**Job**
Report every line from the material that contains the word "surface".

Dataset rows

* * *

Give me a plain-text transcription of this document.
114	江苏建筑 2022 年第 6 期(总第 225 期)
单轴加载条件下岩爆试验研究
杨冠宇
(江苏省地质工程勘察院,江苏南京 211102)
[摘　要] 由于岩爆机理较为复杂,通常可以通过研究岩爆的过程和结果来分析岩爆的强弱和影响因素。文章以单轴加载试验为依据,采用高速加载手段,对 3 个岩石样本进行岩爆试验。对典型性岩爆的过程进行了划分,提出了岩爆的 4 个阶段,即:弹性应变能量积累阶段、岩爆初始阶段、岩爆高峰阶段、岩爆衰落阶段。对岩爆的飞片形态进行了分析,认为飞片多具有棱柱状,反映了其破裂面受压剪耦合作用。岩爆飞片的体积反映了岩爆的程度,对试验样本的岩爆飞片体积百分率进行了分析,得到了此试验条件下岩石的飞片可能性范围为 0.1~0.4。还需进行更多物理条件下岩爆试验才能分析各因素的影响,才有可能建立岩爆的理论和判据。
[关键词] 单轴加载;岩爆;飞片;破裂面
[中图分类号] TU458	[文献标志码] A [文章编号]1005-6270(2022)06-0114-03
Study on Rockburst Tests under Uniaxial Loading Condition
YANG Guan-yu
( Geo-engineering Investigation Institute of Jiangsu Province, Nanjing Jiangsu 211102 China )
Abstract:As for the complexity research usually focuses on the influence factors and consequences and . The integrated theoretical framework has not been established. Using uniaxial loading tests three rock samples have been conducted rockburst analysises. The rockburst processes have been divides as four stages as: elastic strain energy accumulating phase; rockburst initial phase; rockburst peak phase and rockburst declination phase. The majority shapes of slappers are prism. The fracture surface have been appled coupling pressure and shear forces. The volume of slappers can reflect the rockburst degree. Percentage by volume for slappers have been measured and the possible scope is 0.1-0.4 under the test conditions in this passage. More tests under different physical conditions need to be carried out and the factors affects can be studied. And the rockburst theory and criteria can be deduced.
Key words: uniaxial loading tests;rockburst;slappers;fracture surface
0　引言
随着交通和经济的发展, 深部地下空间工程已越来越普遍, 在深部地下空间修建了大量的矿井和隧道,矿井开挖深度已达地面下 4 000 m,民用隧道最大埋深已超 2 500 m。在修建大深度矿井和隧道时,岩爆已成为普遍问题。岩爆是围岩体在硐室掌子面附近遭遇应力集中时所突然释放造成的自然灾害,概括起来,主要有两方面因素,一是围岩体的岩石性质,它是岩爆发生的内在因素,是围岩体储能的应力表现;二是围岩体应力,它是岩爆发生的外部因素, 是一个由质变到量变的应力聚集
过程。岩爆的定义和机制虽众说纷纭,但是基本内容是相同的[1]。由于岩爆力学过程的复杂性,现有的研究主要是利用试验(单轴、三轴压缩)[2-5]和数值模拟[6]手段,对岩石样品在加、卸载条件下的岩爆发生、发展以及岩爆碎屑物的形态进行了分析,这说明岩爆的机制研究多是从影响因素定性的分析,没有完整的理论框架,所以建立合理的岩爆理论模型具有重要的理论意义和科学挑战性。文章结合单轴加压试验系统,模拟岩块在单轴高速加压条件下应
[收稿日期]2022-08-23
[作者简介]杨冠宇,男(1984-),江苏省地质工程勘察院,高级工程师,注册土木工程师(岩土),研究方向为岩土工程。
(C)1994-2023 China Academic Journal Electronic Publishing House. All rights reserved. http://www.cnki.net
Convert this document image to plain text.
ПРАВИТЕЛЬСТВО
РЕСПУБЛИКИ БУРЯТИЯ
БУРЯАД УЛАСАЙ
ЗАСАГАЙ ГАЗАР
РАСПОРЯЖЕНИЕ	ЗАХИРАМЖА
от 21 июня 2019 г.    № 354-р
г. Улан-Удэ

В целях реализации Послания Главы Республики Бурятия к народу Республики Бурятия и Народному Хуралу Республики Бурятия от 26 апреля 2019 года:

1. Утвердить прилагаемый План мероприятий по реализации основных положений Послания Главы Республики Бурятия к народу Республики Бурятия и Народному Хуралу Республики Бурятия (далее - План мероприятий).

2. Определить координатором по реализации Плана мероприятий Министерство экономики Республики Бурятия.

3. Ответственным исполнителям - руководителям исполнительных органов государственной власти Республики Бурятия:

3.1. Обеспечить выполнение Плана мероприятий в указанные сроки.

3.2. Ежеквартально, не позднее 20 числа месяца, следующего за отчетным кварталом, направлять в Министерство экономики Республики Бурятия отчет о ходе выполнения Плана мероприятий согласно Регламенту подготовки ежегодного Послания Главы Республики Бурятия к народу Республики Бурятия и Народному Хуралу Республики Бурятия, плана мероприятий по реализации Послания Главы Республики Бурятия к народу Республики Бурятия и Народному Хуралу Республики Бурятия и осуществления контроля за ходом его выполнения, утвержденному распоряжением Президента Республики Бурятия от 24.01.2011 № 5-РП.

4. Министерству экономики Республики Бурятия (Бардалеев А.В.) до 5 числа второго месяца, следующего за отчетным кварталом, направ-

* * *

**Exercise result**
Abstract:As for the complexity research usually focuses on the influence factors and consequences and . The integrated theoretical framework has not been established. Using uniaxial loading tests three rock samples have been conducted rockburst analysises. The rockburst processes have been divides as four stages as: elastic strain energy accumulating phase; rockburst initial phase; rockburst peak phase and rockburst declination phase. The majority shapes of slappers are prism. The fracture surface have been appled coupling pressure and shear forces. The volume of slappers can reflect the rockburst degree. Percentage by volume for slappers have been measured and the possible scope is 0.1-0.4 under the test conditions in this passage. More tests under different physical conditions need to be carried out and the factors affects can be studied. And the rockburst theory and criteria can be deduced.
Key words: uniaxial loading tests;rockburst;slappers;fracture surface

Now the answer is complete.